# SHORT TASK
Omit all pictures. Copy the rest of the material exactly.

# DATA SUPPLIED
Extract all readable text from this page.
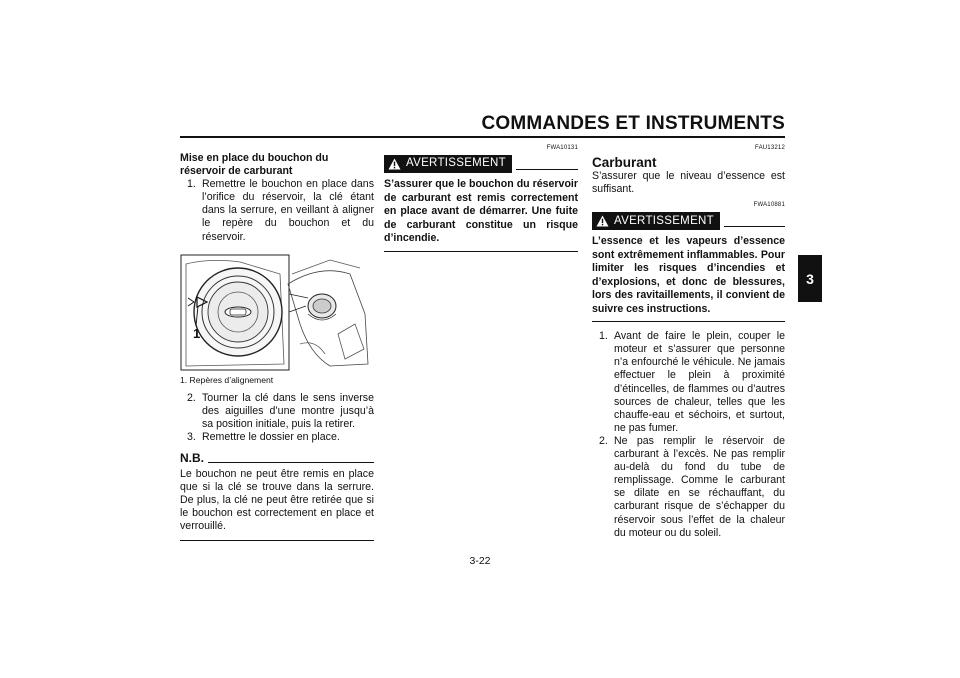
COMMANDES ET INSTRUMENTS
3
Mise en place du bouchon du réservoir de carburant
1. Remettre le bouchon en place dans l’orifice du réservoir, la clé étant dans la serrure, en veillant à aligner le repère du bouchon et du réservoir.
1
1. Repères d’alignement
2. Tourner la clé dans le sens inverse des aiguilles d’une montre jusqu’à sa position initiale, puis la retirer.
3. Remettre le dossier en place.
N.B.
Le bouchon ne peut être remis en place que si la clé se trouve dans la serrure. De plus, la clé ne peut être retirée que si le bouchon est correctement en place et verrouillé.
FWA10131
AVERTISSEMENT
S’assurer que le bouchon du réservoir de carburant est remis correctement en place avant de démarrer. Une fuite de carburant constitue un risque d’incendie.
FAU13212
Carburant
S’assurer que le niveau d’essence est suffisant.
FWA10881
AVERTISSEMENT
L’essence et les vapeurs d’essence sont extrêmement inflammables. Pour limiter les risques d’incendies et d’explosions, et donc de blessures, lors des ravitaillements, il convient de suivre ces instructions.
1. Avant de faire le plein, couper le moteur et s’assurer que personne n’a enfourché le véhicule. Ne jamais effectuer le plein à proximité d’étincelles, de flammes ou d’autres sources de chaleur, telles que les chauffe-eau et séchoirs, et surtout, ne pas fumer.
2. Ne pas remplir le réservoir de carburant à l’excès. Ne pas remplir au-delà du fond du tube de remplissage. Comme le carburant se dilate en se réchauffant, du carburant risque de s’échapper du réservoir sous l’effet de la chaleur du moteur ou du soleil.
3-22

# REPLY
Extract all readable text from this page.
COMMANDES ET INSTRUMENTS
3
Mise en place du bouchon du réservoir de carburant
1. Remettre le bouchon en place dans l’orifice du réservoir, la clé étant dans la serrure, en veillant à aligner le repère du bouchon et du réservoir.
1
1. Repères d’alignement
2. Tourner la clé dans le sens inverse des aiguilles d’une montre jusqu’à sa position initiale, puis la retirer.
3. Remettre le dossier en place.
N.B.
Le bouchon ne peut être remis en place que si la clé se trouve dans la serrure. De plus, la clé ne peut être retirée que si le bouchon est correctement en place et verrouillé.
FWA10131
AVERTISSEMENT
S’assurer que le bouchon du réservoir de carburant est remis correctement en place avant de démarrer. Une fuite de carburant constitue un risque d’incendie.
FAU13212
Carburant
S’assurer que le niveau d’essence est suffisant.
FWA10881
AVERTISSEMENT
L’essence et les vapeurs d’essence sont extrêmement inflammables. Pour limiter les risques d’incendies et d’explosions, et donc de blessures, lors des ravitaillements, il convient de suivre ces instructions.
1. Avant de faire le plein, couper le moteur et s’assurer que personne n’a enfourché le véhicule. Ne jamais effectuer le plein à proximité d’étincelles, de flammes ou d’autres sources de chaleur, telles que les chauffe-eau et séchoirs, et surtout, ne pas fumer.
2. Ne pas remplir le réservoir de carburant à l’excès. Ne pas remplir au-delà du fond du tube de remplissage. Comme le carburant se dilate en se réchauffant, du carburant risque de s’échapper du réservoir sous l’effet de la chaleur du moteur ou du soleil.
3-22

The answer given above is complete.